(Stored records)
┄┄┄┄┄┄┄┄┄┄

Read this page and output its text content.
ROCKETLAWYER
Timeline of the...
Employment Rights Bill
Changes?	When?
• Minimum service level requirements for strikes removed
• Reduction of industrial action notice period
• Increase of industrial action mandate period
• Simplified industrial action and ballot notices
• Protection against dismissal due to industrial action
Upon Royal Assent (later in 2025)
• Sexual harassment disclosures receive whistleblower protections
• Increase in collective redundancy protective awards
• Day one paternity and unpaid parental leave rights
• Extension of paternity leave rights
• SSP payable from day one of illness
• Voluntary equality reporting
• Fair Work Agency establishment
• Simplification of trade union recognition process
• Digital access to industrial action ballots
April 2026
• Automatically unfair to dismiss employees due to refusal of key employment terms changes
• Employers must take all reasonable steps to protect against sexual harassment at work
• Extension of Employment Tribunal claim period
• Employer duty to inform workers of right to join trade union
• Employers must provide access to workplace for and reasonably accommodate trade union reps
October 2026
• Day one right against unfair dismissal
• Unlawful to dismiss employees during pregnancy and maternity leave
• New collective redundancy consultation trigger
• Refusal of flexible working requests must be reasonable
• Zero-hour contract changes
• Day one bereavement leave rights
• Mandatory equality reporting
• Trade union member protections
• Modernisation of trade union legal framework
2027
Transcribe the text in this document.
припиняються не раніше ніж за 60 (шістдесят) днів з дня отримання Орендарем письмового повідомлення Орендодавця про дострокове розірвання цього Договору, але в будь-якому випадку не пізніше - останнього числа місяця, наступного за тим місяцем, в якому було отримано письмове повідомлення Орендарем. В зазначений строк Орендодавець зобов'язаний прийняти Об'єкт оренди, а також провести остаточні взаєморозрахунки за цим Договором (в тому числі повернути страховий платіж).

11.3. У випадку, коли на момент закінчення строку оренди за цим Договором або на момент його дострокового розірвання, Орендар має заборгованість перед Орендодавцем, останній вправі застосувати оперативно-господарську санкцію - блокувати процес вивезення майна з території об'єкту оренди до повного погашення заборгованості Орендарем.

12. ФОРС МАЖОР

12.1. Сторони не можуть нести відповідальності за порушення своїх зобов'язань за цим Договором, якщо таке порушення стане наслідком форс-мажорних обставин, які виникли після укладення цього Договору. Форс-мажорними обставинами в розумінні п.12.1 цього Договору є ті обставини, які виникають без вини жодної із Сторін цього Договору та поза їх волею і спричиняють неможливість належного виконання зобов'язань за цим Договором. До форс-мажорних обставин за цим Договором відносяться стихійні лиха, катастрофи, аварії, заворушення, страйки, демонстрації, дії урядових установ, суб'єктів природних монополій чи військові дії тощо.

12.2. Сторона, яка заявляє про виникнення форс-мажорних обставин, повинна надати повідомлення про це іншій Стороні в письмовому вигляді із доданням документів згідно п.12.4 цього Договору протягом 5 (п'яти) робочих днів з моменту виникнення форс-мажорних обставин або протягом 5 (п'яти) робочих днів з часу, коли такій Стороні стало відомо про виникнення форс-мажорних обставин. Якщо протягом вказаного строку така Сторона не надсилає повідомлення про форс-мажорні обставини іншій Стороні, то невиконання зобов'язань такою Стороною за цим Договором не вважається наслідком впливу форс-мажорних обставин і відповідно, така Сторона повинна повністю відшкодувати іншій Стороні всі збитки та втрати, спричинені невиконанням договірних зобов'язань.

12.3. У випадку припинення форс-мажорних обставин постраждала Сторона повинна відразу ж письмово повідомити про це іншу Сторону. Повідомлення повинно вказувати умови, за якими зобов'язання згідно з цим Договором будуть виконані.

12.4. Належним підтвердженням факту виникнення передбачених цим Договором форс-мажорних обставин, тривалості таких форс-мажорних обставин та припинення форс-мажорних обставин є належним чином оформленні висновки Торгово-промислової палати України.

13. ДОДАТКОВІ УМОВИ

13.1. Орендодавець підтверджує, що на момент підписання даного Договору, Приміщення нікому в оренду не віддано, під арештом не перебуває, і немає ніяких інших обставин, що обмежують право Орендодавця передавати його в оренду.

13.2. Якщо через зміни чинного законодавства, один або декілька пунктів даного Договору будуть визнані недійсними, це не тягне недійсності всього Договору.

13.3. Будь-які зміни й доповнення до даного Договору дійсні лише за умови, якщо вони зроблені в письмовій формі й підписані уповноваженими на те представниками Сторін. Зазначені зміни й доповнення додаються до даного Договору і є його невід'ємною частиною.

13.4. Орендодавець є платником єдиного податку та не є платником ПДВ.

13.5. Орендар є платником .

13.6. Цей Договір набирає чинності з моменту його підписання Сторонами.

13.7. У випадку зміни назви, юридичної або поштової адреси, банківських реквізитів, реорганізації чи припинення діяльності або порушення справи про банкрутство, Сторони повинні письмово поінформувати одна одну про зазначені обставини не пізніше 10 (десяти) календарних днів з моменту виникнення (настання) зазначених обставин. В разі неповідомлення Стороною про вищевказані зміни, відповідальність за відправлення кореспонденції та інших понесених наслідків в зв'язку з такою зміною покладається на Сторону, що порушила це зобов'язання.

┄┄┄┄┄┄┄┄┄┄

WHAT YOU HAVE TO DO:
Pick out all lines containing the string "union".

WRITTEN RESPONSE:
• Simplification of trade union recognition process
• Employer duty to inform workers of right to join trade union
• Employers must provide access to workplace for and reasonably accommodate trade union reps
• Trade union member protections
• Modernisation of trade union legal framework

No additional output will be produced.